Stored data entries:
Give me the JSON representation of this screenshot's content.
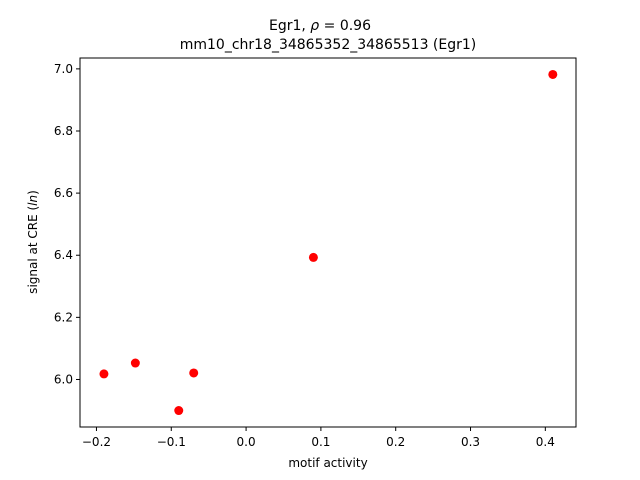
{
  "chart_data": {
    "type": "scatter",
    "title_line1_prefix": "Egr1, ",
    "title_line1_rho": "ρ",
    "title_line1_suffix": " = 0.96",
    "title_line2": "mm10_chr18_34865352_34865513 (Egr1)",
    "xlabel": "motif activity",
    "ylabel_prefix": "signal at CRE (",
    "ylabel_italic": "ln",
    "ylabel_suffix": ")",
    "xlim": [
      -0.222,
      0.441
    ],
    "ylim": [
      5.847,
      7.035
    ],
    "xticks": [
      -0.2,
      -0.1,
      0.0,
      0.1,
      0.2,
      0.3,
      0.4
    ],
    "xtick_labels": [
      "−0.2",
      "−0.1",
      "0.0",
      "0.1",
      "0.2",
      "0.3",
      "0.4"
    ],
    "yticks": [
      6.0,
      6.2,
      6.4,
      6.6,
      6.8,
      7.0
    ],
    "ytick_labels": [
      "6.0",
      "6.2",
      "6.4",
      "6.6",
      "6.8",
      "7.0"
    ],
    "grid": false,
    "marker_color": "#ff0000",
    "points": [
      {
        "x": -0.19,
        "y": 6.018
      },
      {
        "x": -0.148,
        "y": 6.053
      },
      {
        "x": -0.09,
        "y": 5.9
      },
      {
        "x": -0.07,
        "y": 6.021
      },
      {
        "x": 0.09,
        "y": 6.393
      },
      {
        "x": 0.41,
        "y": 6.982
      }
    ]
  }
}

Objective:
Pictures stay out of the copy; please restate every record above exactly.

Answer to this exercise:
Give me the JSON representation of this screenshot's content.
{
  "chart_data": {
    "type": "scatter",
    "title_line1_prefix": "Egr1, ",
    "title_line1_rho": "ρ",
    "title_line1_suffix": " = 0.96",
    "title_line2": "mm10_chr18_34865352_34865513 (Egr1)",
    "xlabel": "motif activity",
    "ylabel_prefix": "signal at CRE (",
    "ylabel_italic": "ln",
    "ylabel_suffix": ")",
    "xlim": [
      -0.222,
      0.441
    ],
    "ylim": [
      5.847,
      7.035
    ],
    "xticks": [
      -0.2,
      -0.1,
      0.0,
      0.1,
      0.2,
      0.3,
      0.4
    ],
    "xtick_labels": [
      "−0.2",
      "−0.1",
      "0.0",
      "0.1",
      "0.2",
      "0.3",
      "0.4"
    ],
    "yticks": [
      6.0,
      6.2,
      6.4,
      6.6,
      6.8,
      7.0
    ],
    "ytick_labels": [
      "6.0",
      "6.2",
      "6.4",
      "6.6",
      "6.8",
      "7.0"
    ],
    "grid": false,
    "marker_color": "#ff0000",
    "points": [
      {
        "x": -0.19,
        "y": 6.018
      },
      {
        "x": -0.148,
        "y": 6.053
      },
      {
        "x": -0.09,
        "y": 5.9
      },
      {
        "x": -0.07,
        "y": 6.021
      },
      {
        "x": 0.09,
        "y": 6.393
      },
      {
        "x": 0.41,
        "y": 6.982
      }
    ]
  }
}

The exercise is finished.